(TASK):
Which lines of the data contain the string "JSON"? Copy every one of them.

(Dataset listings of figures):
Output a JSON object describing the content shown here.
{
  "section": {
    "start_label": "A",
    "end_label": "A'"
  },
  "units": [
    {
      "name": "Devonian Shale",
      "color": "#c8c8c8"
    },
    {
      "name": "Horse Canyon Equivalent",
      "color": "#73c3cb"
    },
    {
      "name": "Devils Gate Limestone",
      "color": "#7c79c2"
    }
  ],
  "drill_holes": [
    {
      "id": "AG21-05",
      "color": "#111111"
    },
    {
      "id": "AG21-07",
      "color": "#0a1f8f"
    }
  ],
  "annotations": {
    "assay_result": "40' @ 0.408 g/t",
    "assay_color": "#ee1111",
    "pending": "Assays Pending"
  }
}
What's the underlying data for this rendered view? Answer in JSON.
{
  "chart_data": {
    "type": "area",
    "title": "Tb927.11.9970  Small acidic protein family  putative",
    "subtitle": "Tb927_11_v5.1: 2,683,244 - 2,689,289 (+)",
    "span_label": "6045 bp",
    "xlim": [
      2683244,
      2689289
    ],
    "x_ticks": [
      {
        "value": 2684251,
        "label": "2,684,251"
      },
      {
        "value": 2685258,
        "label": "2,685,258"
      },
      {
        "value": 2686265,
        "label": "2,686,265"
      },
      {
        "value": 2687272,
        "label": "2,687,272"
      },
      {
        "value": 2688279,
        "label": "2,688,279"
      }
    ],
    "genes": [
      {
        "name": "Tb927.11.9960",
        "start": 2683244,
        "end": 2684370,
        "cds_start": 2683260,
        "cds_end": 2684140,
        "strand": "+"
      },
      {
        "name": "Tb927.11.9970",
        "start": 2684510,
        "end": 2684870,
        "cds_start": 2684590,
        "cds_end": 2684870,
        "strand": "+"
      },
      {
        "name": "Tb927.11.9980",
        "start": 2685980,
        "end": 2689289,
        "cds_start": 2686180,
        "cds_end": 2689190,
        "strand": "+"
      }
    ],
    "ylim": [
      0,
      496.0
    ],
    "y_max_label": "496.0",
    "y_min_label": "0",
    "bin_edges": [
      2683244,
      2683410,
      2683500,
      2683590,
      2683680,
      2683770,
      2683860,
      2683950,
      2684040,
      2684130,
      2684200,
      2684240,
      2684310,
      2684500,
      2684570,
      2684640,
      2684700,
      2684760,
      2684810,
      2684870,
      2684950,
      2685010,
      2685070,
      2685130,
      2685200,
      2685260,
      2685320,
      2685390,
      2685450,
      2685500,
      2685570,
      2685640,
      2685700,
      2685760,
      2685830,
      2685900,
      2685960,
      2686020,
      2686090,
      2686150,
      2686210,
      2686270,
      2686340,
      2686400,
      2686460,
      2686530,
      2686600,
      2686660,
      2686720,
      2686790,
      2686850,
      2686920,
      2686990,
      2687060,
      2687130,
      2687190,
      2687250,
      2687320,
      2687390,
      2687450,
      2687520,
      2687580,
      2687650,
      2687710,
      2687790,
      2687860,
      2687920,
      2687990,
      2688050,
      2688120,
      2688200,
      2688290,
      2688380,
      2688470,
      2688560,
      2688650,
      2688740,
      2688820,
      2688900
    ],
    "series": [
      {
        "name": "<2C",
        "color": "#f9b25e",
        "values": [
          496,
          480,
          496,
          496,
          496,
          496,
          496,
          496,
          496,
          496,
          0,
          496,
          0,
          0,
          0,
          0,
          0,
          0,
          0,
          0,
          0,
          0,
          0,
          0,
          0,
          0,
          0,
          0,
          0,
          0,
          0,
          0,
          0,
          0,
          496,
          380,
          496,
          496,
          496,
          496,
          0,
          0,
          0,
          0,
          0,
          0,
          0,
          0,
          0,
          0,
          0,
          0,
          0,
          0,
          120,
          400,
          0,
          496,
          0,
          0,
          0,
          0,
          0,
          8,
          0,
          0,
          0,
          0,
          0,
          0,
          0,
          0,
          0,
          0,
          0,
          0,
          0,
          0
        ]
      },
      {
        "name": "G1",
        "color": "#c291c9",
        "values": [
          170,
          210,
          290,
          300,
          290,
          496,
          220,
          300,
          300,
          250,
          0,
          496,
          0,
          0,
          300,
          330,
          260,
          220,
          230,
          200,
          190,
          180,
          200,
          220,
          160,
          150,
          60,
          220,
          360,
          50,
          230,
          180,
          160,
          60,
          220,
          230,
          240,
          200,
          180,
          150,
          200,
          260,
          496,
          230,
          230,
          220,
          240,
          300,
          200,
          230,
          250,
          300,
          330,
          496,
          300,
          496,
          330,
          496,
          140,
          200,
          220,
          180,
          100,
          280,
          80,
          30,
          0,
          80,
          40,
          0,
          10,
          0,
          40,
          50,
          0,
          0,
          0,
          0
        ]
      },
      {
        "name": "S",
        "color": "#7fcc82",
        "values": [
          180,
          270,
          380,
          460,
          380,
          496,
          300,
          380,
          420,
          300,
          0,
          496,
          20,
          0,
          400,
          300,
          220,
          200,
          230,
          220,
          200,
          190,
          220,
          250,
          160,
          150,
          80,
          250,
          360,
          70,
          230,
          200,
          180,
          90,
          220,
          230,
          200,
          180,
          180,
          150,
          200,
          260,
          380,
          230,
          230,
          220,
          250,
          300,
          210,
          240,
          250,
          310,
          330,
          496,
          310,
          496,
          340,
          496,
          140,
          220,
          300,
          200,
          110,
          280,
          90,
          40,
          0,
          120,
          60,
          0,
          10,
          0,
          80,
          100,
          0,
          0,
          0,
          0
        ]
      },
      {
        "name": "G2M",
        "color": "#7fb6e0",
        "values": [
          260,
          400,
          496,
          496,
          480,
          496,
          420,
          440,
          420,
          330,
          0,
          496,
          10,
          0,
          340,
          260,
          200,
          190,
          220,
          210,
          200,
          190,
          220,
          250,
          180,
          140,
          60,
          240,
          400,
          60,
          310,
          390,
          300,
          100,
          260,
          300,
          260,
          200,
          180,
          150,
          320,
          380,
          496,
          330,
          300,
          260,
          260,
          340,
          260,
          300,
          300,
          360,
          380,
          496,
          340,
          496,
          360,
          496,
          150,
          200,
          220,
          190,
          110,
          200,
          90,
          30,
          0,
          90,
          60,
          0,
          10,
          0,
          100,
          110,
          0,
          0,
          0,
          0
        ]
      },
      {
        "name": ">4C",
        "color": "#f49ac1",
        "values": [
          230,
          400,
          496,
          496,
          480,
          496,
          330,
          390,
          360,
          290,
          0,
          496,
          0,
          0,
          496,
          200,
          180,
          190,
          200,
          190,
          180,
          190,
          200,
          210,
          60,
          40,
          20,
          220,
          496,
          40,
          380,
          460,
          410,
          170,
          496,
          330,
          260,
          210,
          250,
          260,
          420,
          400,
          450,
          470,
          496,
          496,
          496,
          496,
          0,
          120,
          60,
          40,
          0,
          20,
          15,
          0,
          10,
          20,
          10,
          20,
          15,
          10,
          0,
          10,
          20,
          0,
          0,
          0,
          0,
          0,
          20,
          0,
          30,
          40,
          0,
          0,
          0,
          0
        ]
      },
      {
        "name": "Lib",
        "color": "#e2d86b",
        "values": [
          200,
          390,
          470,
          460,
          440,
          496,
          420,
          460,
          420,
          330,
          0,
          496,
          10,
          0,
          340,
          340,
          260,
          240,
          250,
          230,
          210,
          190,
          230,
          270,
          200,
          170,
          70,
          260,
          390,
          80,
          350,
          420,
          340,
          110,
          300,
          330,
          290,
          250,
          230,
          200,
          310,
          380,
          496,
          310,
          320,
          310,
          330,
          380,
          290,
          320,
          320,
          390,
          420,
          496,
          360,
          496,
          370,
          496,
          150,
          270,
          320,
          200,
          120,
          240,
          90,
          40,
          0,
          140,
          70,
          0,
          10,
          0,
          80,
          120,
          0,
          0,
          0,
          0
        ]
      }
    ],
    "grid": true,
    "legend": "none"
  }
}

(THE COMPLETED TASK):
Output a JSON object describing the content shown here.
What's the underlying data for this rendered view? Answer in JSON.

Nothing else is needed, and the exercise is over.